_Your goal_
Every line holding the string "impostazione" should be gathered.

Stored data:
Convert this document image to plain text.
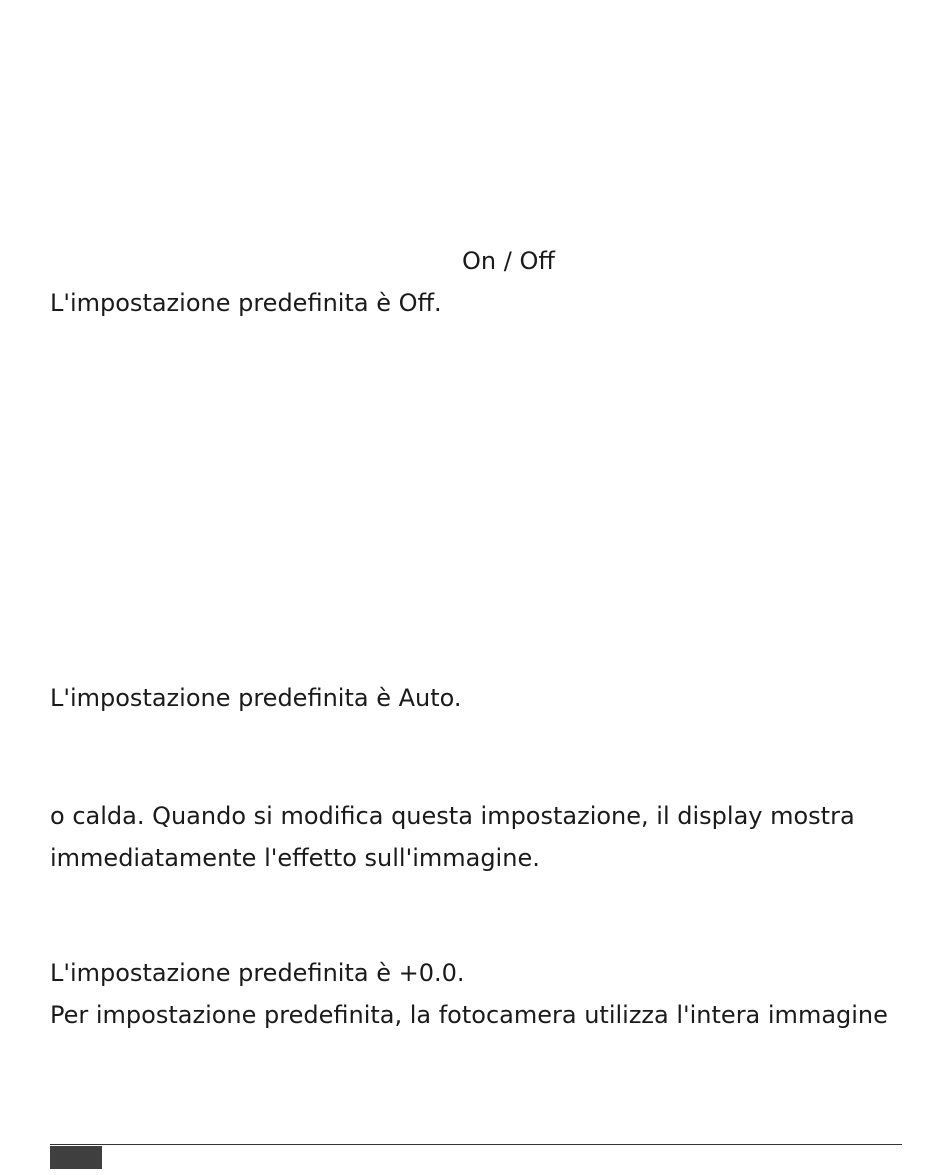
On / Off
L'impostazione predefinita è Off.
L'impostazione predefinita è Auto.
o calda. Quando si modifica questa impostazione, il display mostra
immediatamente l'effetto sull'immagine.
L'impostazione predefinita è +0.0.
Per impostazione predefinita, la fotocamera utilizza l'intera immagine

_The solution_
L'impostazione predefinita è Off.
L'impostazione predefinita è Auto.
o calda. Quando si modifica questa impostazione, il display mostra
L'impostazione predefinita è +0.0.
Per impostazione predefinita, la fotocamera utilizza l'intera immagine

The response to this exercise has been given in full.